What you will do: Rewrite all of the material below, changing every "bounding box" to "enclosing box" and keeping everything else the same. Omit the pictures from your answer.

(Element placement data)
## BEGIN

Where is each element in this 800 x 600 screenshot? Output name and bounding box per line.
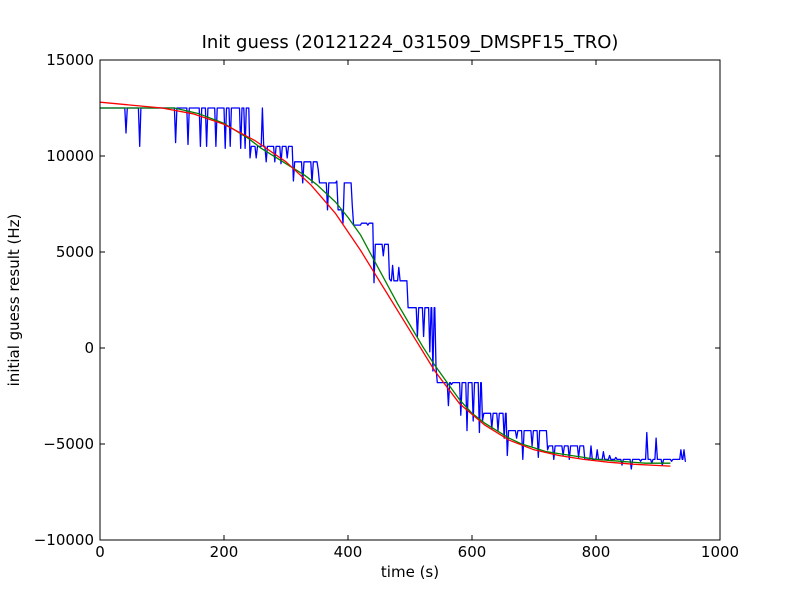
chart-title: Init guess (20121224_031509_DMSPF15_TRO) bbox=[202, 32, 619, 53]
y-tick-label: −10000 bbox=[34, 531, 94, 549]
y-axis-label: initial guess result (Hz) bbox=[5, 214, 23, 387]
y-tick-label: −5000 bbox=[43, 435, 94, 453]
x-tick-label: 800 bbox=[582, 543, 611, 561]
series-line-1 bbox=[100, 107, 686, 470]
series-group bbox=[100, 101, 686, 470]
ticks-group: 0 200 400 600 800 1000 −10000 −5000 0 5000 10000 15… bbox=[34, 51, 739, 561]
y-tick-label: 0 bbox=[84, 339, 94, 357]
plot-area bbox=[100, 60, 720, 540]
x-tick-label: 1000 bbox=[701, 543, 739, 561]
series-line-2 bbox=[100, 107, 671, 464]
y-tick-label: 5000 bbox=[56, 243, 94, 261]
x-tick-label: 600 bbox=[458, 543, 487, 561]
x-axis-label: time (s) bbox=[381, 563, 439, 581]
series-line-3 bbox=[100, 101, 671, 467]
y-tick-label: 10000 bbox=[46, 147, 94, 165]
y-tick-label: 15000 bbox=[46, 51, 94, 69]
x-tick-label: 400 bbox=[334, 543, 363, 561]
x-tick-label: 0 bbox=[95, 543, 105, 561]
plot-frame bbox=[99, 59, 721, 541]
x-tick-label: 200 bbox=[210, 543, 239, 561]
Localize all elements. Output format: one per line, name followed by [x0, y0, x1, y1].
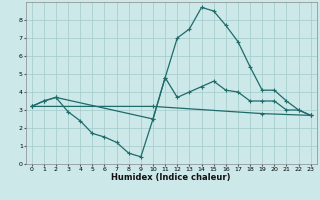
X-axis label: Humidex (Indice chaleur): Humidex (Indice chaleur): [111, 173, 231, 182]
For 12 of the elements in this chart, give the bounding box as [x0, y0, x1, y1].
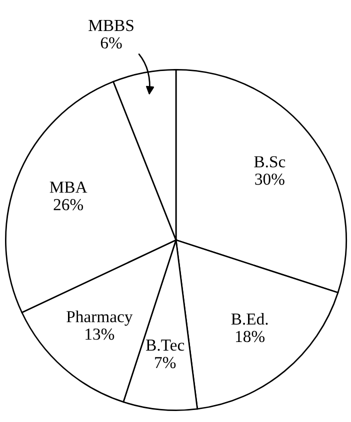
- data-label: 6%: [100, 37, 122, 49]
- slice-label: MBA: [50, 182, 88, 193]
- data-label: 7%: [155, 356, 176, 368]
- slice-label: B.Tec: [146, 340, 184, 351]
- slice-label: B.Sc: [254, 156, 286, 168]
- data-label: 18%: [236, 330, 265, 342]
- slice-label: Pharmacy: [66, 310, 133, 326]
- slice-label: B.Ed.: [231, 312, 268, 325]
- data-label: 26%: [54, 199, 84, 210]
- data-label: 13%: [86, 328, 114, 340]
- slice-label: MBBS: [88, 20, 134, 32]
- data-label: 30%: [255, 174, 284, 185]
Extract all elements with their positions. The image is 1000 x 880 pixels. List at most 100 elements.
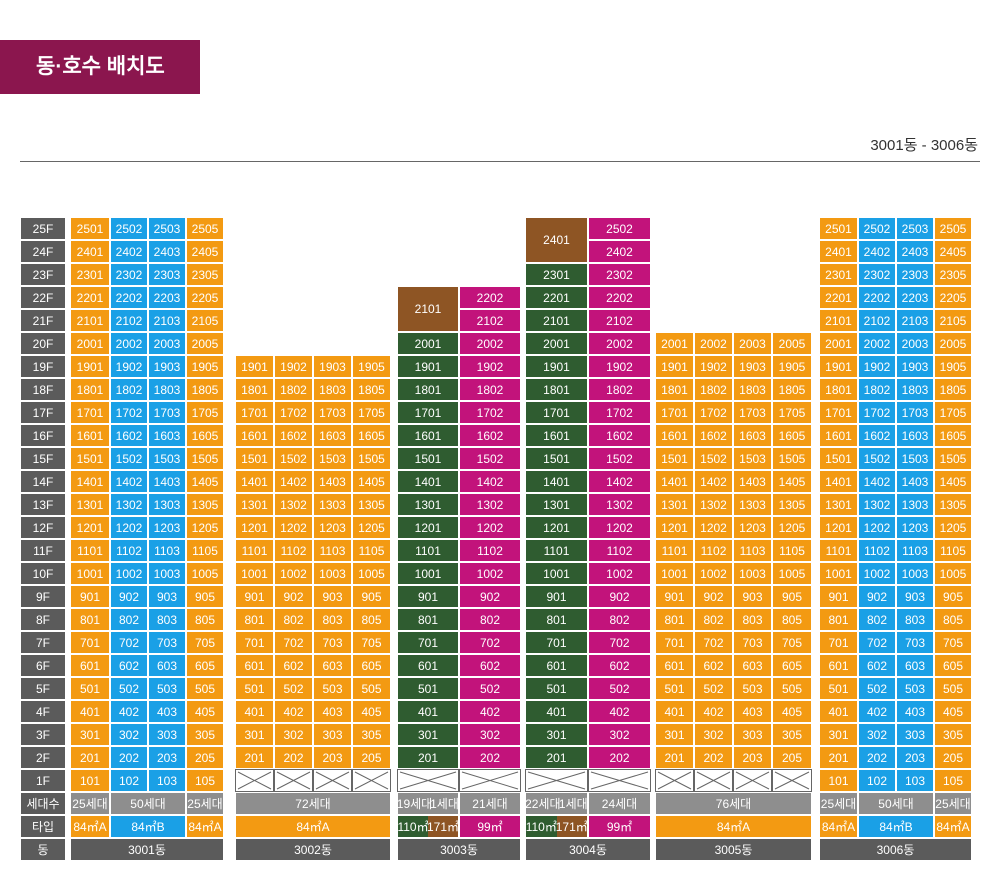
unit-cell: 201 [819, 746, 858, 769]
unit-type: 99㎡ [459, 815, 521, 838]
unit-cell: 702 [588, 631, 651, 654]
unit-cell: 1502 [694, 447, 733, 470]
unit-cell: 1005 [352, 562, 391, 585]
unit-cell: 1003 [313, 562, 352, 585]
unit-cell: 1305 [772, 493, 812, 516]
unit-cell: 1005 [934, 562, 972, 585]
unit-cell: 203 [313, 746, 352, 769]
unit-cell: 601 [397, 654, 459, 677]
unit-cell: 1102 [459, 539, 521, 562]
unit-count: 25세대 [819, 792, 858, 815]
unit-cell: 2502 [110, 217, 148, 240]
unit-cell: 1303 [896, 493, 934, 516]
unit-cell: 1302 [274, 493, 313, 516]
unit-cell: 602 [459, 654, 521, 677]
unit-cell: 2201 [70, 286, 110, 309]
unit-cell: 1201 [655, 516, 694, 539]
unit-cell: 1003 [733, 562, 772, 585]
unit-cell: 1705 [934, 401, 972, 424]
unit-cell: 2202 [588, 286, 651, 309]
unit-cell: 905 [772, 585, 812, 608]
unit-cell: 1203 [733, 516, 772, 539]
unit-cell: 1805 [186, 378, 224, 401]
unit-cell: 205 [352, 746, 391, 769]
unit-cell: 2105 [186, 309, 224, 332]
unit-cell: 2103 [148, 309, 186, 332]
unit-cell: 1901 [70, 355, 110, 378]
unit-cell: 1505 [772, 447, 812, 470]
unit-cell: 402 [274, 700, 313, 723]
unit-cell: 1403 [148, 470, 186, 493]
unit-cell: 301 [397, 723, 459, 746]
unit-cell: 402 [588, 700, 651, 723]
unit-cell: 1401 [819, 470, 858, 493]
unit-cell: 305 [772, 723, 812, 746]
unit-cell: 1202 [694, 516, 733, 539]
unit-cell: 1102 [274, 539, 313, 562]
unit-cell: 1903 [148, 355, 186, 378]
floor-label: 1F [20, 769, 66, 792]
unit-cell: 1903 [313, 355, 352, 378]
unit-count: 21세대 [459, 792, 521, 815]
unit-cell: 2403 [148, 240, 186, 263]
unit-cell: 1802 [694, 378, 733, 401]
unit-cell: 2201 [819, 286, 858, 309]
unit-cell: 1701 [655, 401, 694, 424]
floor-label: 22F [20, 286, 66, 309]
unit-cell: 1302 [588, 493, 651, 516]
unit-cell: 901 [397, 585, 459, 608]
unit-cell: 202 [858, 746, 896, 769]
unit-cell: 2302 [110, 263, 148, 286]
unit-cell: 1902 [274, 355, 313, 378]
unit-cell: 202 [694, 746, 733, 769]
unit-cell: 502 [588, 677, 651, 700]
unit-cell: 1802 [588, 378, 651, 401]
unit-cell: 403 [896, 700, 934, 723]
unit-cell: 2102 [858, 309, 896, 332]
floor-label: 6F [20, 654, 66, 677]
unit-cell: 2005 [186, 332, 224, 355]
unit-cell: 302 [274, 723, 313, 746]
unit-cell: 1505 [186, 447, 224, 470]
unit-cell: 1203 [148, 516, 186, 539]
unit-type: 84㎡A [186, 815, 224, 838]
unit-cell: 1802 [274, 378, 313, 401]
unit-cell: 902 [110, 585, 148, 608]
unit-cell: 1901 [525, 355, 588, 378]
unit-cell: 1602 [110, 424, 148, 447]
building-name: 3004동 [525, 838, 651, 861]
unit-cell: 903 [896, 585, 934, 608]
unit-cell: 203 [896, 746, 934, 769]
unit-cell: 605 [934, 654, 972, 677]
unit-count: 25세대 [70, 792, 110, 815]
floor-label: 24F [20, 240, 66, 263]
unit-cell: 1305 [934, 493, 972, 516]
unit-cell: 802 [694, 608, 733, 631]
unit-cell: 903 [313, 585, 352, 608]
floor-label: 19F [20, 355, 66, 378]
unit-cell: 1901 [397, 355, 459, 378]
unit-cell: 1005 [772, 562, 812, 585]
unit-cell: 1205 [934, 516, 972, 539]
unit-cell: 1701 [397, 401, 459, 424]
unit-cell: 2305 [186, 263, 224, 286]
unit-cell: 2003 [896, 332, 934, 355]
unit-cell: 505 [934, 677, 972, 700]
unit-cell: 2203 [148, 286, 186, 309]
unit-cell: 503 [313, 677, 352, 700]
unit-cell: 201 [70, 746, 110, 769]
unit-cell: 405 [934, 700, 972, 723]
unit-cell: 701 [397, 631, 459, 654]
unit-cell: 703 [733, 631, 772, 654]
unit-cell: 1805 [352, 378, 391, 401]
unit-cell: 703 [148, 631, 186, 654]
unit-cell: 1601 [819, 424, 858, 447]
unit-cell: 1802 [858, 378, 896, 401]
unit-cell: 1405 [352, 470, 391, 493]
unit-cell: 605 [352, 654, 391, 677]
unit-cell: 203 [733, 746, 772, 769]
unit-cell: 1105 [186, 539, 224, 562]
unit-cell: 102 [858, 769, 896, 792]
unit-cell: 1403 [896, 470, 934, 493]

## END

Solution for this exercise:
Where is each element in this 800 x 600 screenshot? Output name and enclosing box per line.
chart-title: Init guess (20121224_031509_DMSPF15_TRO) bbox=[202, 32, 619, 53]
y-tick-label: −10000 bbox=[34, 531, 94, 549]
y-axis-label: initial guess result (Hz) bbox=[5, 214, 23, 387]
y-tick-label: −5000 bbox=[43, 435, 94, 453]
x-tick-label: 800 bbox=[582, 543, 611, 561]
series-line-1 bbox=[100, 107, 686, 470]
series-group bbox=[100, 101, 686, 470]
ticks-group: 0 200 400 600 800 1000 −10000 −5000 0 5000 10000 15… bbox=[34, 51, 739, 561]
y-tick-label: 0 bbox=[84, 339, 94, 357]
plot-area bbox=[100, 60, 720, 540]
x-tick-label: 1000 bbox=[701, 543, 739, 561]
series-line-2 bbox=[100, 107, 671, 464]
y-tick-label: 5000 bbox=[56, 243, 94, 261]
x-tick-label: 600 bbox=[458, 543, 487, 561]
x-axis-label: time (s) bbox=[381, 563, 439, 581]
series-line-3 bbox=[100, 101, 671, 467]
y-tick-label: 10000 bbox=[46, 147, 94, 165]
y-tick-label: 15000 bbox=[46, 51, 94, 69]
x-tick-label: 400 bbox=[334, 543, 363, 561]
x-tick-label: 0 bbox=[95, 543, 105, 561]
plot-frame bbox=[99, 59, 721, 541]
x-tick-label: 200 bbox=[210, 543, 239, 561]
Localize all elements. Output format: one per line, name followed by [x0, y0, x1, y1].
X-axis label: Humidex (Indice chaleur): Humidex (Indice chaleur): [111, 173, 231, 182]
For 12 of the elements in this chart, give the enclosing box as [x0, y0, x1, y1].
- data-label: 6%: [100, 37, 122, 49]
- slice-label: MBA: [50, 182, 88, 193]
- data-label: 7%: [155, 356, 176, 368]
- slice-label: B.Tec: [146, 340, 184, 351]
- slice-label: B.Sc: [254, 156, 286, 168]
- data-label: 18%: [236, 330, 265, 342]
- slice-label: Pharmacy: [66, 310, 133, 326]
- slice-label: B.Ed.: [231, 312, 268, 325]
- data-label: 26%: [54, 199, 84, 210]
- data-label: 13%: [86, 328, 114, 340]
- slice-label: MBBS: [88, 20, 134, 32]
- data-label: 30%: [255, 174, 284, 185]
Extract all elements with their positions. The image is 1000 x 880 pixels. List at most 100 elements.
unit-cell: 201 [819, 746, 858, 769]
unit-type: 99㎡ [459, 815, 521, 838]
unit-cell: 702 [588, 631, 651, 654]
unit-cell: 1502 [694, 447, 733, 470]
unit-cell: 1005 [352, 562, 391, 585]
unit-cell: 1003 [313, 562, 352, 585]
unit-cell: 1305 [772, 493, 812, 516]
unit-cell: 1005 [934, 562, 972, 585]
unit-cell: 203 [313, 746, 352, 769]
unit-cell: 601 [397, 654, 459, 677]
unit-cell: 1102 [459, 539, 521, 562]
unit-count: 25세대 [819, 792, 858, 815]
unit-cell: 2502 [110, 217, 148, 240]
unit-cell: 1303 [896, 493, 934, 516]
unit-cell: 1302 [274, 493, 313, 516]
unit-cell: 602 [459, 654, 521, 677]
unit-cell: 2201 [70, 286, 110, 309]
unit-cell: 1201 [655, 516, 694, 539]
unit-cell: 1003 [733, 562, 772, 585]
unit-cell: 1705 [934, 401, 972, 424]
unit-cell: 2202 [588, 286, 651, 309]
unit-cell: 905 [772, 585, 812, 608]
unit-cell: 1203 [733, 516, 772, 539]
unit-cell: 1805 [186, 378, 224, 401]
unit-cell: 205 [352, 746, 391, 769]
unit-cell: 2105 [186, 309, 224, 332]
unit-cell: 2103 [148, 309, 186, 332]
unit-cell: 1901 [70, 355, 110, 378]
unit-cell: 1505 [772, 447, 812, 470]
unit-cell: 402 [274, 700, 313, 723]
unit-cell: 1403 [148, 470, 186, 493]
unit-cell: 301 [397, 723, 459, 746]
unit-cell: 402 [588, 700, 651, 723]
unit-cell: 1401 [819, 470, 858, 493]
unit-cell: 305 [772, 723, 812, 746]
unit-cell: 1202 [694, 516, 733, 539]
unit-cell: 1102 [274, 539, 313, 562]
unit-cell: 1903 [148, 355, 186, 378]
floor-label: 1F [20, 769, 66, 792]
unit-cell: 1903 [313, 355, 352, 378]
unit-count: 21세대 [459, 792, 521, 815]
unit-cell: 2403 [148, 240, 186, 263]
unit-cell: 1802 [694, 378, 733, 401]
unit-cell: 2201 [819, 286, 858, 309]
unit-cell: 1701 [655, 401, 694, 424]
floor-label: 22F [20, 286, 66, 309]
unit-cell: 1302 [588, 493, 651, 516]
unit-cell: 901 [397, 585, 459, 608]
unit-cell: 202 [858, 746, 896, 769]
unit-cell: 2302 [110, 263, 148, 286]
unit-cell: 1902 [274, 355, 313, 378]
unit-cell: 202 [694, 746, 733, 769]
unit-cell: 502 [588, 677, 651, 700]
unit-cell: 1802 [588, 378, 651, 401]
unit-cell: 403 [896, 700, 934, 723]
unit-cell: 2102 [858, 309, 896, 332]
floor-label: 6F [20, 654, 66, 677]
unit-cell: 2005 [186, 332, 224, 355]
unit-cell: 302 [274, 723, 313, 746]
unit-cell: 1505 [186, 447, 224, 470]
unit-cell: 1203 [148, 516, 186, 539]
unit-type: 84㎡A [186, 815, 224, 838]
unit-cell: 1802 [274, 378, 313, 401]
unit-cell: 902 [110, 585, 148, 608]
unit-cell: 1901 [525, 355, 588, 378]
unit-cell: 1602 [110, 424, 148, 447]
building-name: 3004동 [525, 838, 651, 861]
unit-cell: 903 [896, 585, 934, 608]
unit-cell: 203 [896, 746, 934, 769]
unit-cell: 605 [934, 654, 972, 677]
unit-count: 25세대 [70, 792, 110, 815]
floor-label: 24F [20, 240, 66, 263]
unit-cell: 1305 [934, 493, 972, 516]
unit-cell: 802 [694, 608, 733, 631]
unit-cell: 903 [313, 585, 352, 608]
floor-label: 19F [20, 355, 66, 378]
unit-cell: 1901 [397, 355, 459, 378]
unit-cell: 1005 [772, 562, 812, 585]
unit-cell: 1205 [934, 516, 972, 539]
unit-cell: 1701 [397, 401, 459, 424]
unit-cell: 2305 [186, 263, 224, 286]
unit-cell: 2003 [896, 332, 934, 355]
unit-cell: 505 [934, 677, 972, 700]
unit-cell: 2203 [148, 286, 186, 309]
unit-cell: 503 [313, 677, 352, 700]
unit-cell: 201 [70, 746, 110, 769]
unit-cell: 405 [934, 700, 972, 723]
unit-cell: 701 [397, 631, 459, 654]
unit-cell: 703 [733, 631, 772, 654]
unit-cell: 1805 [352, 378, 391, 401]
unit-cell: 703 [148, 631, 186, 654]
unit-cell: 1601 [819, 424, 858, 447]
unit-cell: 1802 [858, 378, 896, 401]
unit-cell: 1405 [352, 470, 391, 493]
unit-cell: 605 [352, 654, 391, 677]
unit-cell: 203 [733, 746, 772, 769]
unit-cell: 1105 [186, 539, 224, 562]
unit-cell: 102 [858, 769, 896, 792]
unit-cell: 1403 [896, 470, 934, 493]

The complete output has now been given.